Start of DATA LINES

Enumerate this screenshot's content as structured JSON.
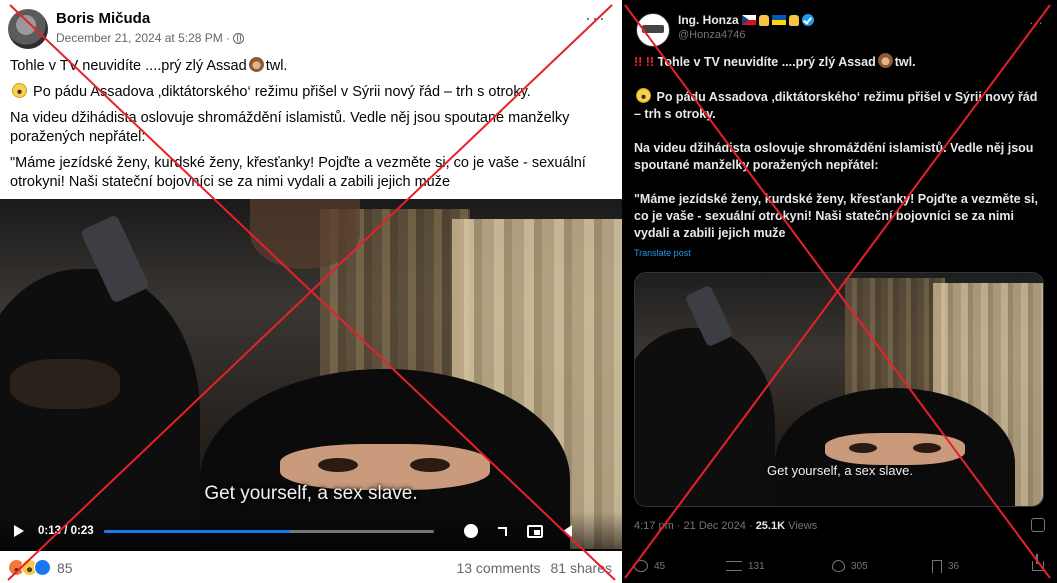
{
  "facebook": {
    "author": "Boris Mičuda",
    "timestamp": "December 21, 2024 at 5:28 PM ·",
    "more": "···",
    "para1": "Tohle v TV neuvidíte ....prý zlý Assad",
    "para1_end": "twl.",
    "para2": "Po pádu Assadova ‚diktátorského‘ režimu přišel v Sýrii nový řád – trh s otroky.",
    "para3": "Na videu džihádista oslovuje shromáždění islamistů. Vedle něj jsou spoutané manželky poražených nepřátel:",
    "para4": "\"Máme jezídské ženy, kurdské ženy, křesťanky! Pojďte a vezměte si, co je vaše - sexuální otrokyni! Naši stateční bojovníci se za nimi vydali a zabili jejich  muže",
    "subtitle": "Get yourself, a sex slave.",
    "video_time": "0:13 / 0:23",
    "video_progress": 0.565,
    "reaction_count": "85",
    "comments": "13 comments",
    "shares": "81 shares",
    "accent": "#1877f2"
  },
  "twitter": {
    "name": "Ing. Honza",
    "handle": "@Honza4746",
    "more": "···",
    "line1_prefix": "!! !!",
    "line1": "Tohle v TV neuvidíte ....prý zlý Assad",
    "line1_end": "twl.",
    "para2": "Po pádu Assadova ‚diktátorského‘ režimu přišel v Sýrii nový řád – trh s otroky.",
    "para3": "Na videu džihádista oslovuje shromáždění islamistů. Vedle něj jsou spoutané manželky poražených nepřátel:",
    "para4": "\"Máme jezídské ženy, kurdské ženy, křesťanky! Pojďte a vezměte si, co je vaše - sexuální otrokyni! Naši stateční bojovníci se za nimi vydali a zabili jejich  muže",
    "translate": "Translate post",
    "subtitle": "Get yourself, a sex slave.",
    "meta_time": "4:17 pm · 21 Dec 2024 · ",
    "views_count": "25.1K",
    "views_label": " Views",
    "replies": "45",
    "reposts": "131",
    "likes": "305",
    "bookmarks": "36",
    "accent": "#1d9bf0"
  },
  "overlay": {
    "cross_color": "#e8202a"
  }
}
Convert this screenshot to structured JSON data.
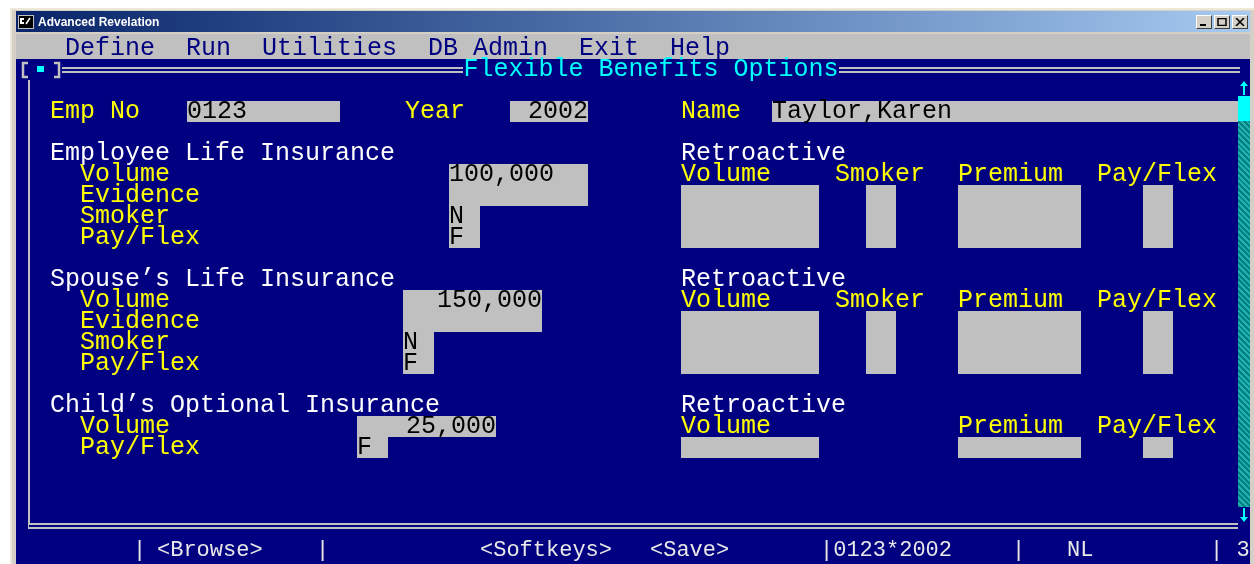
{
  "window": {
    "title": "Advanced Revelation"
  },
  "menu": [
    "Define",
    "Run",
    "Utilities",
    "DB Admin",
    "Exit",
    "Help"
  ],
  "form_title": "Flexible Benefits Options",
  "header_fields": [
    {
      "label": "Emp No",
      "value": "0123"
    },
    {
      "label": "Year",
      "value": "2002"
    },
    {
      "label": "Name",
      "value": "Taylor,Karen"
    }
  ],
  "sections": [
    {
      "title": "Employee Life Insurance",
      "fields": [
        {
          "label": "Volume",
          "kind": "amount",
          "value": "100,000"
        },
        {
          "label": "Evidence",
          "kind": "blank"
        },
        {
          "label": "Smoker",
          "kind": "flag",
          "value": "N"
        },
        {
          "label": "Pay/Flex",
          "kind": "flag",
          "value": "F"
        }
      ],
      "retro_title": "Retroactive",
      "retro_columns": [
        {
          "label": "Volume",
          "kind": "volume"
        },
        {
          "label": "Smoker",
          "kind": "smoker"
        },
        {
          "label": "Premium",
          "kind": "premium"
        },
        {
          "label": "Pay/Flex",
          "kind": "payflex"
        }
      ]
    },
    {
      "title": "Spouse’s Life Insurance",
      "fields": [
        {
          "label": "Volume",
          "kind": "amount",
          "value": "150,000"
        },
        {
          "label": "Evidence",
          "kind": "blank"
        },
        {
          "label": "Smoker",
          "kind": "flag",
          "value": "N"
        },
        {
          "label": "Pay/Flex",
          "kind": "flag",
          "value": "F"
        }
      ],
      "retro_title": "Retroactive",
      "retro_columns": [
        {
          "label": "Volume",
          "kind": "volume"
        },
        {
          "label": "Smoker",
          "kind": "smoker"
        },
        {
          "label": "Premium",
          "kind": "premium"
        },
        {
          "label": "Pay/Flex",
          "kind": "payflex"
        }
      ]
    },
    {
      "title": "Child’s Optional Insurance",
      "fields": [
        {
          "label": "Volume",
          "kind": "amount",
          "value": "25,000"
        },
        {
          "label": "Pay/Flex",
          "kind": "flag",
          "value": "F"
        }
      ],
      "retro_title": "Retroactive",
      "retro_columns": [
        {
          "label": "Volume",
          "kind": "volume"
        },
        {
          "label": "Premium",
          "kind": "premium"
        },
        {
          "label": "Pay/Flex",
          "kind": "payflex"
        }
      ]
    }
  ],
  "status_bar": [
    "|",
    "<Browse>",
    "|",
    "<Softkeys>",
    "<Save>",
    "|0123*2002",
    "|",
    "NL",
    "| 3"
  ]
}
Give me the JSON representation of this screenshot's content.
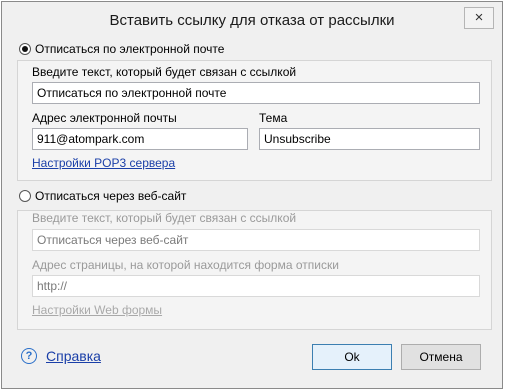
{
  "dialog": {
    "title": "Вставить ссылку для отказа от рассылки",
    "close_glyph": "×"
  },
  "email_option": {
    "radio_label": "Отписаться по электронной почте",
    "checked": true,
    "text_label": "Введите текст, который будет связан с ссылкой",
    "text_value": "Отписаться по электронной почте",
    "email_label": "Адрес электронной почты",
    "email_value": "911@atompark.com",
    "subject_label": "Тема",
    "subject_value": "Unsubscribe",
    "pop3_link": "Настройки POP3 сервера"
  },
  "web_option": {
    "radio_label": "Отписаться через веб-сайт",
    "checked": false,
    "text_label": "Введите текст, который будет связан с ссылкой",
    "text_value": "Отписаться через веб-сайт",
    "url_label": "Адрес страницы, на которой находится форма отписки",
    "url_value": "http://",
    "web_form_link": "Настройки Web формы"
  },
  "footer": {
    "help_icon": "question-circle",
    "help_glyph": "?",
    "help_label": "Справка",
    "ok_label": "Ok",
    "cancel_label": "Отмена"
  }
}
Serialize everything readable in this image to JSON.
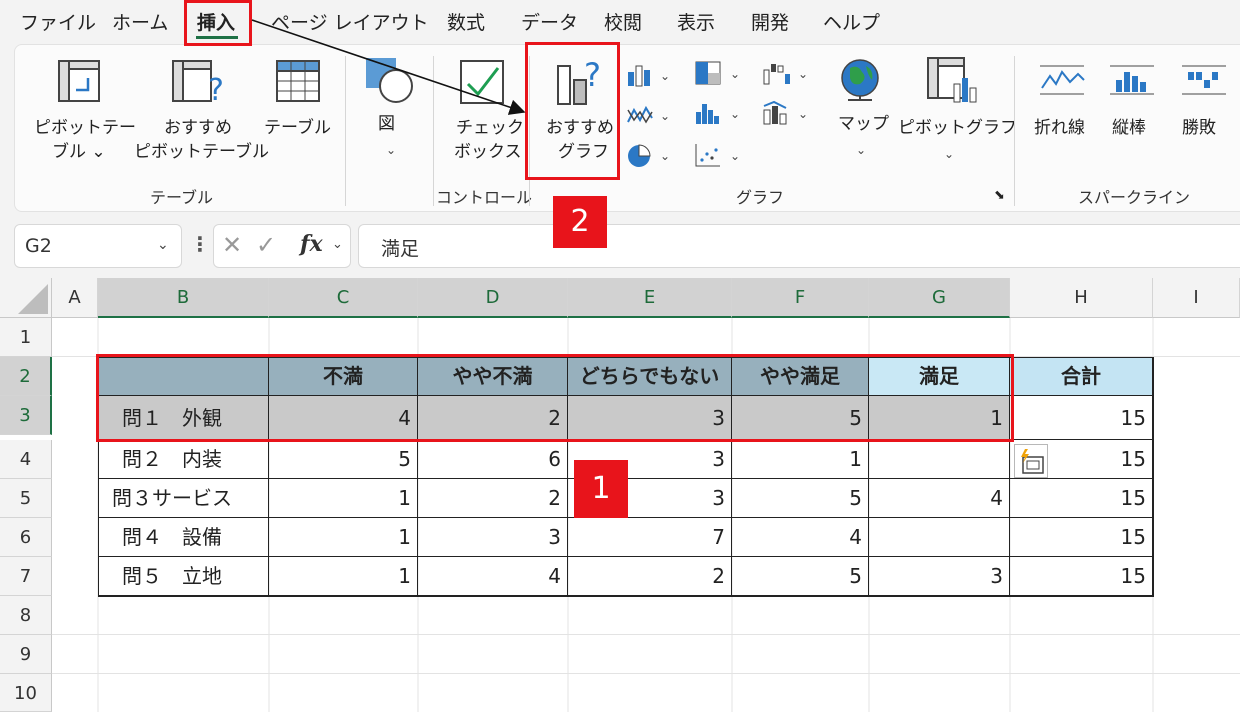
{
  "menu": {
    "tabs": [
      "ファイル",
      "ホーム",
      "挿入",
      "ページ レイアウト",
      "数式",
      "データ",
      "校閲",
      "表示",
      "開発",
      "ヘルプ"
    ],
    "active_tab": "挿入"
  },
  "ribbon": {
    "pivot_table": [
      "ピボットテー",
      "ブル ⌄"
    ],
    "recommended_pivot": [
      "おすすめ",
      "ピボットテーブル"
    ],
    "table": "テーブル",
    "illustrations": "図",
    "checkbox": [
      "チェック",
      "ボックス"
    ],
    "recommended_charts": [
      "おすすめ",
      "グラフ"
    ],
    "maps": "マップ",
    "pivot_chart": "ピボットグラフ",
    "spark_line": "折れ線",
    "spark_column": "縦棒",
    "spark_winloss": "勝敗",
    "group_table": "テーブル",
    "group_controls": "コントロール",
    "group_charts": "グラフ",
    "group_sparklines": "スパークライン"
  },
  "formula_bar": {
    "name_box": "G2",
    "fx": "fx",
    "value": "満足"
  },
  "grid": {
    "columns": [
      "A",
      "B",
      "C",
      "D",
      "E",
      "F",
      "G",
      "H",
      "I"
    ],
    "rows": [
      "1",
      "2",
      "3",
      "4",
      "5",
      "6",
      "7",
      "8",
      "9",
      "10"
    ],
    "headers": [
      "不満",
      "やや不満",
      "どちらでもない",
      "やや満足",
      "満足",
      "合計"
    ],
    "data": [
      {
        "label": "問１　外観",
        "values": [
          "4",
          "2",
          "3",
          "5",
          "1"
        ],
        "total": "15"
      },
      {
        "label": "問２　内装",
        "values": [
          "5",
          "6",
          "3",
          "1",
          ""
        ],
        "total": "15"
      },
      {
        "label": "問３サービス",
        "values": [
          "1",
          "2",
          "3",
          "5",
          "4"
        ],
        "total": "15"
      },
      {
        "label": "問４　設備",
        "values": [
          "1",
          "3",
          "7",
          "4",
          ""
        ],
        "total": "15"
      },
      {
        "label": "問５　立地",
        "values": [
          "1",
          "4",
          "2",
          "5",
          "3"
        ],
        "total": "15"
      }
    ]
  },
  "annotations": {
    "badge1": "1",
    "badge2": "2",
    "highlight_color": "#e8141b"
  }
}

End of DATA LINES
Start of DATA LINES

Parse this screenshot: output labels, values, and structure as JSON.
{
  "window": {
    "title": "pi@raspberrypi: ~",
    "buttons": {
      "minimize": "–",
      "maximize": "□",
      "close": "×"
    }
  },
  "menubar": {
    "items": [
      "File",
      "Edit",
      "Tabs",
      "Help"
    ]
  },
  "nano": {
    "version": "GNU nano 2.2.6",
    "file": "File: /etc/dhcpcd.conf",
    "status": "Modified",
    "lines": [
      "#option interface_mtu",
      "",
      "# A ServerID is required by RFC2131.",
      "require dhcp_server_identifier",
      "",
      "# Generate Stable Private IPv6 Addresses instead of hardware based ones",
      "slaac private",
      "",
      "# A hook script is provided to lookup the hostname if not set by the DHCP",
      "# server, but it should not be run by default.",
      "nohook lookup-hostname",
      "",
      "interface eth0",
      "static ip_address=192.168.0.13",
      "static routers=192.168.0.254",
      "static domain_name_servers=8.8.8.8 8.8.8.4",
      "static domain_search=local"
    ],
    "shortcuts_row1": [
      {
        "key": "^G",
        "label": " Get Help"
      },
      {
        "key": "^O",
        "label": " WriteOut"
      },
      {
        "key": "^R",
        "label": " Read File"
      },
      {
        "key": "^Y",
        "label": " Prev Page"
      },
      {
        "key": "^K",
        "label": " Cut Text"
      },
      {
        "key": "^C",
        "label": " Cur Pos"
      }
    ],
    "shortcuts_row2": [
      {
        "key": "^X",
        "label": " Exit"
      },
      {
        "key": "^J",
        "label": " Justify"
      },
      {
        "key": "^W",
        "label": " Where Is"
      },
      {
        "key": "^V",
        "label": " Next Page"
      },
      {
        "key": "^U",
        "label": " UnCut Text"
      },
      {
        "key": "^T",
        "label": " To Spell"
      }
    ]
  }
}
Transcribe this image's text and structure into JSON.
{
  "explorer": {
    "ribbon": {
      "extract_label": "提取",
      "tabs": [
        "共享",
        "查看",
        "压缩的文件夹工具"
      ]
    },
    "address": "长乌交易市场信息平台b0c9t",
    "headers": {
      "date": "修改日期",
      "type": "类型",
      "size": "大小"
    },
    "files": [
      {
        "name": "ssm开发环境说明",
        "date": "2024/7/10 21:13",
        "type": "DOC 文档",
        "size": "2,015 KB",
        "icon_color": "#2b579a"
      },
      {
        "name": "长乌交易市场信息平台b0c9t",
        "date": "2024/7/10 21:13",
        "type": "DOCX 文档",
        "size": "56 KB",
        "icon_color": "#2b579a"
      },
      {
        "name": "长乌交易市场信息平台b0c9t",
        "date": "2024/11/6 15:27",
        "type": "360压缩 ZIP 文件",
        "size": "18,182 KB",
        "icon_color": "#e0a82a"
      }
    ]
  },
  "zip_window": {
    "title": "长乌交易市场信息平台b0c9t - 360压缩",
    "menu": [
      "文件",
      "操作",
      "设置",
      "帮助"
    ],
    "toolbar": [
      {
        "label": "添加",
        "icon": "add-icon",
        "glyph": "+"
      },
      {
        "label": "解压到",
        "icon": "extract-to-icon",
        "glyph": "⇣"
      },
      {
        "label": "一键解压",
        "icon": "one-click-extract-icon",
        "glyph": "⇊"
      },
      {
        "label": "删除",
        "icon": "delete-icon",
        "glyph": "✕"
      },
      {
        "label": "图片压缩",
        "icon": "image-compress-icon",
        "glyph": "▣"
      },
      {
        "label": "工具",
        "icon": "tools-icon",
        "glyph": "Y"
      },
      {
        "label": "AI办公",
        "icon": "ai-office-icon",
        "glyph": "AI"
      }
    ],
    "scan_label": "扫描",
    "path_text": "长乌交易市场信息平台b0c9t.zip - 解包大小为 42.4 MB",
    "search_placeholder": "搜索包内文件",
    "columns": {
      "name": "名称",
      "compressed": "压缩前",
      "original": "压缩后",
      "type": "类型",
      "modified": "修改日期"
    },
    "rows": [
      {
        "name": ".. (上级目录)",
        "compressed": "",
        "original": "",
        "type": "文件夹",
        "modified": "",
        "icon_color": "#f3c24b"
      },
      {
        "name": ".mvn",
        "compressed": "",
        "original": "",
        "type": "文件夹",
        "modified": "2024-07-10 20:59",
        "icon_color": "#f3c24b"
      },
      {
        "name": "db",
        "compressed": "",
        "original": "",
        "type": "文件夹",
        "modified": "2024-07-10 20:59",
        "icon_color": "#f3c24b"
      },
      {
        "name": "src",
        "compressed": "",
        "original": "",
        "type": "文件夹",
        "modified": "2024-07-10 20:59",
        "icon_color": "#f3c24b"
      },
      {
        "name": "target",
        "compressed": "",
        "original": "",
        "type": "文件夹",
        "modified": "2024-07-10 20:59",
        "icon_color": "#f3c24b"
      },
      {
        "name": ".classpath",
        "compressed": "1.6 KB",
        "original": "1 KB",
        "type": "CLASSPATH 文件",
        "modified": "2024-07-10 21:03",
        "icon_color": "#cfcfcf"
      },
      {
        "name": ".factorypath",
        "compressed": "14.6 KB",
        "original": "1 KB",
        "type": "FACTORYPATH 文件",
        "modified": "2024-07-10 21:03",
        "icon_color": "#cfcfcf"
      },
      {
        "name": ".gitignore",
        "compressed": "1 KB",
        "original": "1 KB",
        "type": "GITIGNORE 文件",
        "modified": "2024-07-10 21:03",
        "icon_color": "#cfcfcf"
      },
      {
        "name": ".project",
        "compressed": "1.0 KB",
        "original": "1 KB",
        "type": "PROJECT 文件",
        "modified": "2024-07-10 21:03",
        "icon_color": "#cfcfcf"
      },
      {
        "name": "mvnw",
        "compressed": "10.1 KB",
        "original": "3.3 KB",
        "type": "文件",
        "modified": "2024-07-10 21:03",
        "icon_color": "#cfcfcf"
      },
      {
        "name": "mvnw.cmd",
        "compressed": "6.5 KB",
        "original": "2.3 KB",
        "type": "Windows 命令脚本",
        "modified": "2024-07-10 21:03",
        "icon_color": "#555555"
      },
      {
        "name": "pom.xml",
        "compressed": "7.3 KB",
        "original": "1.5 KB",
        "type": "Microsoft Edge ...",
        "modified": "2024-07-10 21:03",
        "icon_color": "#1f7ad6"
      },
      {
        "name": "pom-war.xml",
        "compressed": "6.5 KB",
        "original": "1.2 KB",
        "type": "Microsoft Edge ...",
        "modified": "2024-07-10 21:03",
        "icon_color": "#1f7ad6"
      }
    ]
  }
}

End of DATA LINES

TASK: Copy each line of the entries that includes the word "через".

THE SOLUTION:
    "radio_label": "Отписаться через веб-сайт",
    "text_value": "Отписаться через веб-сайт",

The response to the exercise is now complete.